## INPUT DATA
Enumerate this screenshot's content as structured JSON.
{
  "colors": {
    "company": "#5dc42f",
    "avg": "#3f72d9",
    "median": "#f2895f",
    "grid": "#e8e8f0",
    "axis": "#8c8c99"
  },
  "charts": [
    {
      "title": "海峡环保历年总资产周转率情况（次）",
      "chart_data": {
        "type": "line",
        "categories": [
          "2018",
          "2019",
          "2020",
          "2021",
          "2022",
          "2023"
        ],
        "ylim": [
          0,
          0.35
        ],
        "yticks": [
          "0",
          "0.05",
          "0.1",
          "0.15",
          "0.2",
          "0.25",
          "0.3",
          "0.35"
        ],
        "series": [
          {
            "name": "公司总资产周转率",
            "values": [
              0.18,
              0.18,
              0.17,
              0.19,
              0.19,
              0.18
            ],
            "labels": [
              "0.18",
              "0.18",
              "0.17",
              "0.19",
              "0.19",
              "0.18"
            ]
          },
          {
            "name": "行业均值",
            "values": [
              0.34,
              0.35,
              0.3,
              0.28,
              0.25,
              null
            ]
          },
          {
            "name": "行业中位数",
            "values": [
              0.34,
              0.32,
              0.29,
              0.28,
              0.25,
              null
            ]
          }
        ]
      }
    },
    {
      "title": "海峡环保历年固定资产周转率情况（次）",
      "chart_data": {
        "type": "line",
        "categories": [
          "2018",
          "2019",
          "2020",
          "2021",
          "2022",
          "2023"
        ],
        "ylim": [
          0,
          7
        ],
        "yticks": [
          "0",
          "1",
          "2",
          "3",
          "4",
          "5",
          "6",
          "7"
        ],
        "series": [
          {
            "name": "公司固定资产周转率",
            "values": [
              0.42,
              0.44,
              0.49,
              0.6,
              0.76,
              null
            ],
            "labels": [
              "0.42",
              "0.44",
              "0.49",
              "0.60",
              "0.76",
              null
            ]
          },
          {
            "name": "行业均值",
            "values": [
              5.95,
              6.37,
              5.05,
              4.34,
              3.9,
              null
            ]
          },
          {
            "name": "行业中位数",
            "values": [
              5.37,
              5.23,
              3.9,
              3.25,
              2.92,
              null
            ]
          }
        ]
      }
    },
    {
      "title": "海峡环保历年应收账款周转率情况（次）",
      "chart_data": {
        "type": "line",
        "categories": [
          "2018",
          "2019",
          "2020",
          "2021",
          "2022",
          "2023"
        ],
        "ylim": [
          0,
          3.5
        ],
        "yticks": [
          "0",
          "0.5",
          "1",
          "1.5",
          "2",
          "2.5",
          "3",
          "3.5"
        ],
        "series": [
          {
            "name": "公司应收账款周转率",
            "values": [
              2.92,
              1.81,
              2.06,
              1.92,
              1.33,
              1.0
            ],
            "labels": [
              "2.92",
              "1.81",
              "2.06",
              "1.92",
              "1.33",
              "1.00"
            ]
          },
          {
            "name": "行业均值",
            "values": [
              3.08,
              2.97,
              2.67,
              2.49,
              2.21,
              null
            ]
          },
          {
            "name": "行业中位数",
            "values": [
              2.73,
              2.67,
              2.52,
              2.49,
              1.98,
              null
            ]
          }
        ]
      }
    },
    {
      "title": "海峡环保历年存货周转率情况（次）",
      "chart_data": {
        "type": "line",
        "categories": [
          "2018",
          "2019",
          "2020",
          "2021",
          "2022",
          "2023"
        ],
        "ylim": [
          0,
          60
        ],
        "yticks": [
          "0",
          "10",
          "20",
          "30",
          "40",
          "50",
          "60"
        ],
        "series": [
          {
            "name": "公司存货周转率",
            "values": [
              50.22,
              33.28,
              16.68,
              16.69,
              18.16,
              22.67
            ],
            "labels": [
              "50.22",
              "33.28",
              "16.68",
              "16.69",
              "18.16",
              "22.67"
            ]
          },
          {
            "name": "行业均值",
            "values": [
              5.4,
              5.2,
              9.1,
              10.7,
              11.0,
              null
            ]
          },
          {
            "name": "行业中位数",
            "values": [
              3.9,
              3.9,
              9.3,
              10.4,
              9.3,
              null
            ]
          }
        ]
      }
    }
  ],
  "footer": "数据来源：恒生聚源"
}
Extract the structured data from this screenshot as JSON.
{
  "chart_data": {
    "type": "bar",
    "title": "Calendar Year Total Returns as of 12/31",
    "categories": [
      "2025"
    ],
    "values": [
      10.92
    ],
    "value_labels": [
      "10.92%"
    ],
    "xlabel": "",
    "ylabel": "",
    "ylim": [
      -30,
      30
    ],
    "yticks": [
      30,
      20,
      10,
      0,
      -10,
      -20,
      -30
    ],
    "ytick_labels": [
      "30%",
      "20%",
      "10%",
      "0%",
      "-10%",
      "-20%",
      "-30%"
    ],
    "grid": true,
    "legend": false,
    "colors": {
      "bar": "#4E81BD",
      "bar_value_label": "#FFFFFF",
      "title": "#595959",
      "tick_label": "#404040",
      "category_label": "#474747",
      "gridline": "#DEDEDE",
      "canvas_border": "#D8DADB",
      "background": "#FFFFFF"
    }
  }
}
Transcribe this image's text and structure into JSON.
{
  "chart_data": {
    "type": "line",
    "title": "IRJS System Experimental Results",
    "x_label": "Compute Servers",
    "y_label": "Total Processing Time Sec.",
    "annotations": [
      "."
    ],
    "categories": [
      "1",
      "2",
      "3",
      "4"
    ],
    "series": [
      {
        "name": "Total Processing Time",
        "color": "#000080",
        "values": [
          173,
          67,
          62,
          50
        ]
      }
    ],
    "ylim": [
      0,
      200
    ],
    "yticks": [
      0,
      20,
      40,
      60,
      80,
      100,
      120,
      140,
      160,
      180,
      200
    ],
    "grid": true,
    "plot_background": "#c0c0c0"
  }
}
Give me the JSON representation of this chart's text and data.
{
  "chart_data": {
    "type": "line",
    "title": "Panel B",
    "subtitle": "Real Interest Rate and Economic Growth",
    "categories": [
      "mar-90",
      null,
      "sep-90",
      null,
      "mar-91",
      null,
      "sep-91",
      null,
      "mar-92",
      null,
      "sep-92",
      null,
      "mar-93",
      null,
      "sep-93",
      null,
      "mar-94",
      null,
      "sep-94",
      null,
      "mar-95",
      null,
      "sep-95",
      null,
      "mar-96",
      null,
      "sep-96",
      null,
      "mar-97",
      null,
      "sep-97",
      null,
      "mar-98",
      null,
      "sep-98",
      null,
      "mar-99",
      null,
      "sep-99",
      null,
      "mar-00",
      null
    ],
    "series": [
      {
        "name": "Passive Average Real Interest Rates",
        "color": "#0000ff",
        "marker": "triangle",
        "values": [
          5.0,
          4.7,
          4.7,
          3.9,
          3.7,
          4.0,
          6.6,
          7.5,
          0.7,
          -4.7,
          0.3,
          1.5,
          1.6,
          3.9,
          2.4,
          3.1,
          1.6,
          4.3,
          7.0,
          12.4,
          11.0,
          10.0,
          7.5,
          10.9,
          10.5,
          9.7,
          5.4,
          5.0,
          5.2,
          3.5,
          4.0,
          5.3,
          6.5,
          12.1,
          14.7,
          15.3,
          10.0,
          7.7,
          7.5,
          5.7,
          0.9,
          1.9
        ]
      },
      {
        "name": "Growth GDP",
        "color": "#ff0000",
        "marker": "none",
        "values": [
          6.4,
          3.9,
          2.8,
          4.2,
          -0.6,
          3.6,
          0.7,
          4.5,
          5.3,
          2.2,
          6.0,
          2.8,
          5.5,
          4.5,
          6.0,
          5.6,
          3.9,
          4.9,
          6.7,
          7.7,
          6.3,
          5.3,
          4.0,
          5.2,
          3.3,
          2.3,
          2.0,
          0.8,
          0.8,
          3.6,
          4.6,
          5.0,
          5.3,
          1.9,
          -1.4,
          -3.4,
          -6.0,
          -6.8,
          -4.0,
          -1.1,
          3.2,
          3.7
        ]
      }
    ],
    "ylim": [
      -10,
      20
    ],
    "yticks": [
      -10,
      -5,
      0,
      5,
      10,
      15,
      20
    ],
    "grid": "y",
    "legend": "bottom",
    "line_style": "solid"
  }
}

## WHAT YOU ARE ASKED TO DO
Check each line above for the word "text" and say how many have it, with nothing else.

## REPLY
2